• DATA EXCERPTS
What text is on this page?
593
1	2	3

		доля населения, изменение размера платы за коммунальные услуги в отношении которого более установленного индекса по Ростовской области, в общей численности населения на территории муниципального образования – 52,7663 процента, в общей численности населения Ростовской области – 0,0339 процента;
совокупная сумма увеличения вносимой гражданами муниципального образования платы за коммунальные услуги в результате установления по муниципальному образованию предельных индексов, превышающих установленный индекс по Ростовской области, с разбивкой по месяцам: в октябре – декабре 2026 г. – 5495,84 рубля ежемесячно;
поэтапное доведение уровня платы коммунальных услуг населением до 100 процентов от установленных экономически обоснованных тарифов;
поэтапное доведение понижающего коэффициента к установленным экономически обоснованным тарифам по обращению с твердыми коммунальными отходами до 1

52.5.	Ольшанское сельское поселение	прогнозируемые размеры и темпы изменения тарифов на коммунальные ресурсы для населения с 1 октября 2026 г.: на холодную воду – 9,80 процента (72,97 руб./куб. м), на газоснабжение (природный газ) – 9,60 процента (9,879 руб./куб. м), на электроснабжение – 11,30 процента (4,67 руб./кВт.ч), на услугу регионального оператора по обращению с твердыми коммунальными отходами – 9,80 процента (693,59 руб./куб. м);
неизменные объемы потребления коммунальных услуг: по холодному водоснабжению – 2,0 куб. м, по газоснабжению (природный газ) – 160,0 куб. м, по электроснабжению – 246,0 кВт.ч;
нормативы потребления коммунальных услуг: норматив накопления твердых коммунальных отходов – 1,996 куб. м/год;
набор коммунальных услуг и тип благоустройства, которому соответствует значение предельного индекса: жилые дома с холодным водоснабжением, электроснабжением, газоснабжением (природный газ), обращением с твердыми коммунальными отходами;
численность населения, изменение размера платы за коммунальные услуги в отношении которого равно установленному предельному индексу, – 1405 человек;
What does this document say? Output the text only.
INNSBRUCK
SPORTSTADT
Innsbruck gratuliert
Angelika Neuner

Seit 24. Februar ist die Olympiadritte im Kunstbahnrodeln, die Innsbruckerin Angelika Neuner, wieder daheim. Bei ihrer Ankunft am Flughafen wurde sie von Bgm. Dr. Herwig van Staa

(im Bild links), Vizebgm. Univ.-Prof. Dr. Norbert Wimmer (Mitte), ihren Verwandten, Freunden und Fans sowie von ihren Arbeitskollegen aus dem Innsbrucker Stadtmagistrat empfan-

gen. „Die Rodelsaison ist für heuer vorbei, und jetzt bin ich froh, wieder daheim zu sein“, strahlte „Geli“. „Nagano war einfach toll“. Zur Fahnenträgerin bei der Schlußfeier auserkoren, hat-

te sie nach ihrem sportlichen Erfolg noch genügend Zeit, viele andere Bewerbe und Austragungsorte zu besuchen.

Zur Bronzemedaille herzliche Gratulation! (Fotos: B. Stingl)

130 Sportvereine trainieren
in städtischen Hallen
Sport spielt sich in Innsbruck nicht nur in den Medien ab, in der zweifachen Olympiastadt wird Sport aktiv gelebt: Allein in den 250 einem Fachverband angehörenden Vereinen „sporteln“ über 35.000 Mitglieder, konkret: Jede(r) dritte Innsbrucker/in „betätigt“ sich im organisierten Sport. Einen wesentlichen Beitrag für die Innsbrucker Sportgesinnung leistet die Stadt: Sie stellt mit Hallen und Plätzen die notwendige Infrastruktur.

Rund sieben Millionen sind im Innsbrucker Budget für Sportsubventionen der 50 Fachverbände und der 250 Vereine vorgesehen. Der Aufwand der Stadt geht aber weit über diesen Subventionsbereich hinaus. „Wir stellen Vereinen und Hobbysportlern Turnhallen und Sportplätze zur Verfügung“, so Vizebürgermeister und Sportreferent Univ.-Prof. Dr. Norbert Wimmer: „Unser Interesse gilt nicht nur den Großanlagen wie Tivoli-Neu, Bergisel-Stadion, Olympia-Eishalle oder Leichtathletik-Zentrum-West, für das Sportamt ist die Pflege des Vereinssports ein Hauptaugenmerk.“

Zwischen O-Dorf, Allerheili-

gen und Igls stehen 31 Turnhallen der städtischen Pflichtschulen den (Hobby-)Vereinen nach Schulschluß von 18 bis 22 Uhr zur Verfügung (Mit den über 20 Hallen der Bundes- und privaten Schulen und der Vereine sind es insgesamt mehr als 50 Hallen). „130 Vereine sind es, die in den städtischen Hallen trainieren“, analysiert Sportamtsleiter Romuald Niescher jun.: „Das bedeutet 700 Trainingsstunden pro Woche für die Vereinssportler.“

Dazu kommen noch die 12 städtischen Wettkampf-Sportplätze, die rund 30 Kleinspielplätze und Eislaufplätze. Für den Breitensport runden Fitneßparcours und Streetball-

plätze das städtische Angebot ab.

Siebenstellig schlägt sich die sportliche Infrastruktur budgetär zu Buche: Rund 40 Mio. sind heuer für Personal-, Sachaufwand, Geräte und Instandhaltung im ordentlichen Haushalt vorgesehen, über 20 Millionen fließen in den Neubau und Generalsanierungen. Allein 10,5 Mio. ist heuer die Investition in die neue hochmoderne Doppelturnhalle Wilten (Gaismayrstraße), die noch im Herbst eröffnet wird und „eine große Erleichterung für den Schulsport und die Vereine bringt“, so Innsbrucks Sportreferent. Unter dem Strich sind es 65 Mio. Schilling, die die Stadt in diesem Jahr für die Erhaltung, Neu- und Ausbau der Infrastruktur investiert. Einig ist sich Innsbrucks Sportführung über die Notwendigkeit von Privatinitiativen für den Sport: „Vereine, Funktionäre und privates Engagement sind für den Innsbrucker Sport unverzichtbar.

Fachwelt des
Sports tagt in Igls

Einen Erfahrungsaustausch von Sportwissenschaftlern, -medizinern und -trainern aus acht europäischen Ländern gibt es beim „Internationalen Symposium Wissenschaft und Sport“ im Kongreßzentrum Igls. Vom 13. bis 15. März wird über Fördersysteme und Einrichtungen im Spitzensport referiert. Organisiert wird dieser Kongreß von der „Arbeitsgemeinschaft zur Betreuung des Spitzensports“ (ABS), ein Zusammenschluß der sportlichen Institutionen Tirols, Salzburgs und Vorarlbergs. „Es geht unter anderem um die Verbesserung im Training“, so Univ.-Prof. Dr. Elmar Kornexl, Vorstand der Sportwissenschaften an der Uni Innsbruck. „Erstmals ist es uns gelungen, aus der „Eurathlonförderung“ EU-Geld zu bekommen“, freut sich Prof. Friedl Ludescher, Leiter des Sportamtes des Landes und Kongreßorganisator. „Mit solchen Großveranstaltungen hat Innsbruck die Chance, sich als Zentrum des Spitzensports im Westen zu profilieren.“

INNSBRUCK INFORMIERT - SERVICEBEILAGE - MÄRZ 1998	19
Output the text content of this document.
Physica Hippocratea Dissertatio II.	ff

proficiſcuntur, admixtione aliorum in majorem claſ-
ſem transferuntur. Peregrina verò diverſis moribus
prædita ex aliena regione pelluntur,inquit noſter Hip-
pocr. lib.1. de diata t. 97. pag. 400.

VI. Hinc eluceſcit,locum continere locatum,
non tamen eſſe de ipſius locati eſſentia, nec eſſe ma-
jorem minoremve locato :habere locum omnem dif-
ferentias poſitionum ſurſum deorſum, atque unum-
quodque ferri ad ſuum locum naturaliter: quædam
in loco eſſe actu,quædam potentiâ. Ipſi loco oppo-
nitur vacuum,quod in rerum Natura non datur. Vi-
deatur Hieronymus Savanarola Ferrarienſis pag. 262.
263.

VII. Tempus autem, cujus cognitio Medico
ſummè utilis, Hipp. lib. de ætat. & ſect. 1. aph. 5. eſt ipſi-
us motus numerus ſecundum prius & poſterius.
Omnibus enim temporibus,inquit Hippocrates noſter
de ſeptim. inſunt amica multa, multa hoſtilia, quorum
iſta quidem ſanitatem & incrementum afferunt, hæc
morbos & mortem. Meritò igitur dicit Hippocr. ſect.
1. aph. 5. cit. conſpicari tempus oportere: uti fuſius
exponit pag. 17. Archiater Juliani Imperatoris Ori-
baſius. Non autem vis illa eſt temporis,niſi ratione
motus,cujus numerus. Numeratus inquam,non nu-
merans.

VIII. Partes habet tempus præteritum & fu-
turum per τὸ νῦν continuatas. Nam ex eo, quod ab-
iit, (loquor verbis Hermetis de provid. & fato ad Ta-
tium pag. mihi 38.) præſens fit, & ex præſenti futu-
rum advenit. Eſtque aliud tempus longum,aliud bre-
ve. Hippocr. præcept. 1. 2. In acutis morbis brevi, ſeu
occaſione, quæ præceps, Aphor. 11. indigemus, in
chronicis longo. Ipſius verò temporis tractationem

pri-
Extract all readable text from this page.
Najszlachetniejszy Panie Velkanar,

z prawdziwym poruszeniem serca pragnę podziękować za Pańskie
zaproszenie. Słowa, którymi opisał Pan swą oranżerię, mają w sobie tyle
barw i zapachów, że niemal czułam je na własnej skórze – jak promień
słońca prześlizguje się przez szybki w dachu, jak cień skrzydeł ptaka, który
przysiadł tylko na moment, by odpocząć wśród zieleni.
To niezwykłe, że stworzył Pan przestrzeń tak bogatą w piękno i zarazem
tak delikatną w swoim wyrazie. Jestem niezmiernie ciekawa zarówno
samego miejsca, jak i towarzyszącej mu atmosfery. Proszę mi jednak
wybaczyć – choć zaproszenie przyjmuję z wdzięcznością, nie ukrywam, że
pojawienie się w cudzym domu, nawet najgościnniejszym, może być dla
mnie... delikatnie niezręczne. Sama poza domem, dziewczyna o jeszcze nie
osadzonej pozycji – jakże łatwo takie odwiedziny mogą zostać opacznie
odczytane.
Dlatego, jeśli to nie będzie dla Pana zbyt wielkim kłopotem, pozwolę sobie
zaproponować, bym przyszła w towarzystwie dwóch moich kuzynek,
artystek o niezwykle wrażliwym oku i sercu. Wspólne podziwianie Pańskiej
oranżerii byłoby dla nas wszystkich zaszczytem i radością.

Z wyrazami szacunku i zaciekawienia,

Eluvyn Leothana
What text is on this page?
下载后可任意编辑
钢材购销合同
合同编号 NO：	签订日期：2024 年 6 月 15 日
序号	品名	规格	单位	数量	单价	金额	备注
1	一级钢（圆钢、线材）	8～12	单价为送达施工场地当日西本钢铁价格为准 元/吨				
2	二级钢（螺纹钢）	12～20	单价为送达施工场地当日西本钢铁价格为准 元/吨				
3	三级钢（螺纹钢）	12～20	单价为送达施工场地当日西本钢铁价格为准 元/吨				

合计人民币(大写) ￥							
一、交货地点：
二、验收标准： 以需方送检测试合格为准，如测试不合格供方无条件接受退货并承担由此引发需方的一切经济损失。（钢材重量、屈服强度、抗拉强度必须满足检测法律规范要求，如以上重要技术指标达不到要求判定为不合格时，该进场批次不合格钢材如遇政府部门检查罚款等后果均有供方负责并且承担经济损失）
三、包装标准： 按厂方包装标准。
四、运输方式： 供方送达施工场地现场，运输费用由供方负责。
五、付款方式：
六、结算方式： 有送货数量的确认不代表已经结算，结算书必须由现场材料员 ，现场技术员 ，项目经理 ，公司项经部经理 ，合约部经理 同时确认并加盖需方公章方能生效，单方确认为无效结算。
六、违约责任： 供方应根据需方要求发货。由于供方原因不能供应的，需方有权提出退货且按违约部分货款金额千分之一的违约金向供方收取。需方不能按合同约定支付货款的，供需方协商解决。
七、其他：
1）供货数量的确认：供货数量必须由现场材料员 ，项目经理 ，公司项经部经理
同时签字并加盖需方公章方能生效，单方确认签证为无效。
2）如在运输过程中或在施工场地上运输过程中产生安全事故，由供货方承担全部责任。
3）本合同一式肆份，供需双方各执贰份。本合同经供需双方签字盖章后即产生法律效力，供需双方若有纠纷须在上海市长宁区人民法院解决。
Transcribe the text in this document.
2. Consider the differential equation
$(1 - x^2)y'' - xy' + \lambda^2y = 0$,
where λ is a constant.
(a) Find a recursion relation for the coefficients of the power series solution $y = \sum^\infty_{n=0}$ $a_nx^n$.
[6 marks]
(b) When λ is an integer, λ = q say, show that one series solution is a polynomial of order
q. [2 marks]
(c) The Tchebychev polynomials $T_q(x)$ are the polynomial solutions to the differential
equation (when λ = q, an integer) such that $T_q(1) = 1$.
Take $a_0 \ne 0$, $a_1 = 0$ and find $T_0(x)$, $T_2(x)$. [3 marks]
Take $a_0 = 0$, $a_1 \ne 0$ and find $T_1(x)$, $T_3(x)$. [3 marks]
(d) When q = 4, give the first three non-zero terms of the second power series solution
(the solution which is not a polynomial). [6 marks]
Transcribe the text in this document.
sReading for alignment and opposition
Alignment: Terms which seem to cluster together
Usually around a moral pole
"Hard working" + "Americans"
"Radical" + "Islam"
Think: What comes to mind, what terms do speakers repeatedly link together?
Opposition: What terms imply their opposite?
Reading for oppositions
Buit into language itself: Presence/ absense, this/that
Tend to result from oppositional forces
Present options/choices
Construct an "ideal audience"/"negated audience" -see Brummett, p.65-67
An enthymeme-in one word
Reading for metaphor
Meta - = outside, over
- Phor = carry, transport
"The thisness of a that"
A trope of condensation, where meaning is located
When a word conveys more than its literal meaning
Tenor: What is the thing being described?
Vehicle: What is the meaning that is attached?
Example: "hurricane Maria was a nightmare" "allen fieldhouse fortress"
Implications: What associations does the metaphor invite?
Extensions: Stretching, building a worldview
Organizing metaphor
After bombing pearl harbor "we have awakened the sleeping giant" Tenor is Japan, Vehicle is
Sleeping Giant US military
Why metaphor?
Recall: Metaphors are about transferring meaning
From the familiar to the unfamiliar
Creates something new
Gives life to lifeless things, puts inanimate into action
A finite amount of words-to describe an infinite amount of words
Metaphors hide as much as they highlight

• INSTRUCTIONS FOR THE TASK
Spot every line that holds "nicht" and copy it.

• EXERCISE OUTPUT
Sport spielt sich in Innsbruck nicht nur in den Medien ab, in der zweifachen Olympiastadt wird Sport aktiv gelebt: Allein in den 250 einem Fachverband angehörenden Vereinen „sporteln“ über 35.000 Mitglieder, konkret: Jede(r) dritte Innsbrucker/in „betätigt“ sich im organisierten Sport. Einen wesentlichen Beitrag für die Innsbrucker Sportgesinnung leistet die Stadt: Sie stellt mit Hallen und Plätzen die notwendige Infrastruktur.
Rund sieben Millionen sind im Innsbrucker Budget für Sportsubventionen der 50 Fachverbände und der 250 Vereine vorgesehen. Der Aufwand der Stadt geht aber weit über diesen Subventionsbereich hinaus. „Wir stellen Vereinen und Hobbysportlern Turnhallen und Sportplätze zur Verfügung“, so Vizebürgermeister und Sportreferent Univ.-Prof. Dr. Norbert Wimmer: „Unser Interesse gilt nicht nur den Großanlagen wie Tivoli-Neu, Bergisel-Stadion, Olympia-Eishalle oder Leichtathletik-Zentrum-West, für das Sportamt ist die Pflege des Vereinssports ein Hauptaugenmerk.“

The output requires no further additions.